| Request |
Repeat each line word for word.

| Data shown |

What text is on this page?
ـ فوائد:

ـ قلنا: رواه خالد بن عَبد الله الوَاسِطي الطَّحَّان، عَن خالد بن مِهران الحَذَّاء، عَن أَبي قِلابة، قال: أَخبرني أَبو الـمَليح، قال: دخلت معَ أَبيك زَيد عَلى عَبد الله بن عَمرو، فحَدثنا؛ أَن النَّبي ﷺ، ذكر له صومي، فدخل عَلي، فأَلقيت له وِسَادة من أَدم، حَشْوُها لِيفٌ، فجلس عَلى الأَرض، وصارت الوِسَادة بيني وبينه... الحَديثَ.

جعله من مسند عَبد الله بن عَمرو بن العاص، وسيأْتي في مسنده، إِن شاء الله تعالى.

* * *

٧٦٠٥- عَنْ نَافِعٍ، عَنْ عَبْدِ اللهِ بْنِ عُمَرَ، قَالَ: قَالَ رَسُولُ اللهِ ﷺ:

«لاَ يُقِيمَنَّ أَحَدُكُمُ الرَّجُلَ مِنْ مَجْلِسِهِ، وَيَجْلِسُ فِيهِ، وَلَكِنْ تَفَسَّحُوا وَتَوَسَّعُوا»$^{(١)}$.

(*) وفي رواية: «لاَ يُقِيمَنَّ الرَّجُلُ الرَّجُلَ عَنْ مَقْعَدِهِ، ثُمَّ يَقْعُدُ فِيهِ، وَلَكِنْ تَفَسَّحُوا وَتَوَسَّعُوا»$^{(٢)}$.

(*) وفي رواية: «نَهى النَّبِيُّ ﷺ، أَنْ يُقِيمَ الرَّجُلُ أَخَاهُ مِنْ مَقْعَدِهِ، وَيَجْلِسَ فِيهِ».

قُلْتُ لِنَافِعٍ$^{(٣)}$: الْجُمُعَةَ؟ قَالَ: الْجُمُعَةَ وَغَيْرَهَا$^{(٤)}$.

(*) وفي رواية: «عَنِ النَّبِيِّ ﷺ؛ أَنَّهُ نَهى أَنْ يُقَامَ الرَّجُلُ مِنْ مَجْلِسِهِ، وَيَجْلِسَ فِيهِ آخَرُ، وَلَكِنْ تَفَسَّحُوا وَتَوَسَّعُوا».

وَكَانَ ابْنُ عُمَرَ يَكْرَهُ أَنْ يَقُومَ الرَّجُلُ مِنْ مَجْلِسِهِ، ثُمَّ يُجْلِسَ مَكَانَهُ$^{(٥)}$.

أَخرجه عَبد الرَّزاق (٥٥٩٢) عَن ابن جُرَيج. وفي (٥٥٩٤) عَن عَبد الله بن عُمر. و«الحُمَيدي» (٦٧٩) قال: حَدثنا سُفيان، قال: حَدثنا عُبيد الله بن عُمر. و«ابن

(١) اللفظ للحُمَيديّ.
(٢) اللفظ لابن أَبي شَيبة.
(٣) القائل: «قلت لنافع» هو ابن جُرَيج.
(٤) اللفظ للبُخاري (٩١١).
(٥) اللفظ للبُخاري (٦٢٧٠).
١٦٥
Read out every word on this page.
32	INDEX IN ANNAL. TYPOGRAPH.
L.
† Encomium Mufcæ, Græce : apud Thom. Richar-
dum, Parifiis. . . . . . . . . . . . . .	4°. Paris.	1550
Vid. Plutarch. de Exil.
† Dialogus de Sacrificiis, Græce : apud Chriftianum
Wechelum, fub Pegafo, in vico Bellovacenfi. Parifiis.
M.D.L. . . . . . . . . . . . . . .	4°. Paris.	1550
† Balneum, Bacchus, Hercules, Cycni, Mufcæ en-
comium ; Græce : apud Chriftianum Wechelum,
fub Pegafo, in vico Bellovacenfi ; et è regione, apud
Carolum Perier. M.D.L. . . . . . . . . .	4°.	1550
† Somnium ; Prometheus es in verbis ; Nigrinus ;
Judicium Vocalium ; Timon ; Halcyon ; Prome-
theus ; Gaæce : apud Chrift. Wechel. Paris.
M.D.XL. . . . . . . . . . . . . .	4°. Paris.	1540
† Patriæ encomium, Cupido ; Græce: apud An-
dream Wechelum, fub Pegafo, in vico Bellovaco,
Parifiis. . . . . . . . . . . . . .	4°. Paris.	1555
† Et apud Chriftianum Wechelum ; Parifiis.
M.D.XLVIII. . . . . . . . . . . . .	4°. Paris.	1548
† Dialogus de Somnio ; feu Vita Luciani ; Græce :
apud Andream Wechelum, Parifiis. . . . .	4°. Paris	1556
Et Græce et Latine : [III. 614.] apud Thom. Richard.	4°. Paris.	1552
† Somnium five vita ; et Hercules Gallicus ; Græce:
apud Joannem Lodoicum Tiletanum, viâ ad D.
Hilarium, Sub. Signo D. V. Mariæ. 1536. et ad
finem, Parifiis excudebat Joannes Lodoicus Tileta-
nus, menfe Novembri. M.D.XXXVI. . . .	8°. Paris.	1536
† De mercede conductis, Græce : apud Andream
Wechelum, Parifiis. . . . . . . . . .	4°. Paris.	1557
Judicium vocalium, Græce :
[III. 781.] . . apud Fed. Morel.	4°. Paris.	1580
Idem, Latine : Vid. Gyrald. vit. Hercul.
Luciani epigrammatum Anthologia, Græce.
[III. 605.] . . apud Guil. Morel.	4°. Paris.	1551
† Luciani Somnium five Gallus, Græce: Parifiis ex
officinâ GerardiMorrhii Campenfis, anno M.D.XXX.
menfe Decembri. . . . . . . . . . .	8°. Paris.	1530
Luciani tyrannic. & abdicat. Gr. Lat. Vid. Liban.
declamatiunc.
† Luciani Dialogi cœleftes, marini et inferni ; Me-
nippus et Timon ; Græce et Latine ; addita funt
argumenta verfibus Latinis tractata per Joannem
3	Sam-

| Full solution |
What text is on this page?
ـ فوائد:

ـ قلنا: رواه خالد بن عَبد الله الوَاسِطي الطَّحَّان، عَن خالد بن مِهران الحَذَّاء، عَن أَبي قِلابة، قال: أَخبرني أَبو الـمَليح، قال: دخلت معَ أَبيك زَيد عَلى عَبد الله بن عَمرو، فحَدثنا؛ أَن النَّبي ﷺ، ذكر له صومي، فدخل عَلي، فأَلقيت له وِسَادة من أَدم، حَشْوُها لِيفٌ، فجلس عَلى الأَرض، وصارت الوِسَادة بيني وبينه... الحَديثَ.

جعله من مسند عَبد الله بن عَمرو بن العاص، وسيأْتي في مسنده، إِن شاء الله تعالى.

* * *

٧٦٠٥- عَنْ نَافِعٍ، عَنْ عَبْدِ اللهِ بْنِ عُمَرَ، قَالَ: قَالَ رَسُولُ اللهِ ﷺ:

«لاَ يُقِيمَنَّ أَحَدُكُمُ الرَّجُلَ مِنْ مَجْلِسِهِ، وَيَجْلِسُ فِيهِ، وَلَكِنْ تَفَسَّحُوا وَتَوَسَّعُوا»$^{(١)}$.

(*) وفي رواية: «لاَ يُقِيمَنَّ الرَّجُلُ الرَّجُلَ عَنْ مَقْعَدِهِ، ثُمَّ يَقْعُدُ فِيهِ، وَلَكِنْ تَفَسَّحُوا وَتَوَسَّعُوا»$^{(٢)}$.

(*) وفي رواية: «نَهى النَّبِيُّ ﷺ، أَنْ يُقِيمَ الرَّجُلُ أَخَاهُ مِنْ مَقْعَدِهِ، وَيَجْلِسَ فِيهِ».

قُلْتُ لِنَافِعٍ$^{(٣)}$: الْجُمُعَةَ؟ قَالَ: الْجُمُعَةَ وَغَيْرَهَا$^{(٤)}$.

(*) وفي رواية: «عَنِ النَّبِيِّ ﷺ؛ أَنَّهُ نَهى أَنْ يُقَامَ الرَّجُلُ مِنْ مَجْلِسِهِ، وَيَجْلِسَ فِيهِ آخَرُ، وَلَكِنْ تَفَسَّحُوا وَتَوَسَّعُوا».

وَكَانَ ابْنُ عُمَرَ يَكْرَهُ أَنْ يَقُومَ الرَّجُلُ مِنْ مَجْلِسِهِ، ثُمَّ يُجْلِسَ مَكَانَهُ$^{(٥)}$.

أَخرجه عَبد الرَّزاق (٥٥٩٢) عَن ابن جُرَيج. وفي (٥٥٩٤) عَن عَبد الله بن عُمر. و«الحُمَيدي» (٦٧٩) قال: حَدثنا سُفيان، قال: حَدثنا عُبيد الله بن عُمر. و«ابن

(١) اللفظ للحُمَيديّ.
(٢) اللفظ لابن أَبي شَيبة.
(٣) القائل: «قلت لنافع» هو ابن جُرَيج.
(٤) اللفظ للبُخاري (٩١١).
(٥) اللفظ للبُخاري (٦٢٧٠).
١٦٥
Read out every word on this page.
32	INDEX IN ANNAL. TYPOGRAPH.
L.
† Encomium Mufcæ, Græce : apud Thom. Richar-
dum, Parifiis. . . . . . . . . . . . . .	4°. Paris.	1550
Vid. Plutarch. de Exil.
† Dialogus de Sacrificiis, Græce : apud Chriftianum
Wechelum, fub Pegafo, in vico Bellovacenfi. Parifiis.
M.D.L. . . . . . . . . . . . . . .	4°. Paris.	1550
† Balneum, Bacchus, Hercules, Cycni, Mufcæ en-
comium ; Græce : apud Chriftianum Wechelum,
fub Pegafo, in vico Bellovacenfi ; et è regione, apud
Carolum Perier. M.D.L. . . . . . . . . .	4°.	1550
† Somnium ; Prometheus es in verbis ; Nigrinus ;
Judicium Vocalium ; Timon ; Halcyon ; Prome-
theus ; Gaæce : apud Chrift. Wechel. Paris.
M.D.XL. . . . . . . . . . . . . .	4°. Paris.	1540
† Patriæ encomium, Cupido ; Græce: apud An-
dream Wechelum, fub Pegafo, in vico Bellovaco,
Parifiis. . . . . . . . . . . . . .	4°. Paris.	1555
† Et apud Chriftianum Wechelum ; Parifiis.
M.D.XLVIII. . . . . . . . . . . . .	4°. Paris.	1548
† Dialogus de Somnio ; feu Vita Luciani ; Græce :
apud Andream Wechelum, Parifiis. . . . .	4°. Paris	1556
Et Græce et Latine : [III. 614.] apud Thom. Richard.	4°. Paris.	1552
† Somnium five vita ; et Hercules Gallicus ; Græce:
apud Joannem Lodoicum Tiletanum, viâ ad D.
Hilarium, Sub. Signo D. V. Mariæ. 1536. et ad
finem, Parifiis excudebat Joannes Lodoicus Tileta-
nus, menfe Novembri. M.D.XXXVI. . . .	8°. Paris.	1536
† De mercede conductis, Græce : apud Andream
Wechelum, Parifiis. . . . . . . . . .	4°. Paris.	1557
Judicium vocalium, Græce :
[III. 781.] . . apud Fed. Morel.	4°. Paris.	1580
Idem, Latine : Vid. Gyrald. vit. Hercul.
Luciani epigrammatum Anthologia, Græce.
[III. 605.] . . apud Guil. Morel.	4°. Paris.	1551
† Luciani Somnium five Gallus, Græce: Parifiis ex
officinâ GerardiMorrhii Campenfis, anno M.D.XXX.
menfe Decembri. . . . . . . . . . .	8°. Paris.	1530
Luciani tyrannic. & abdicat. Gr. Lat. Vid. Liban.
declamatiunc.
† Luciani Dialogi cœleftes, marini et inferni ; Me-
nippus et Timon ; Græce et Latine ; addita funt
argumenta verfibus Latinis tractata per Joannem
3	Sam-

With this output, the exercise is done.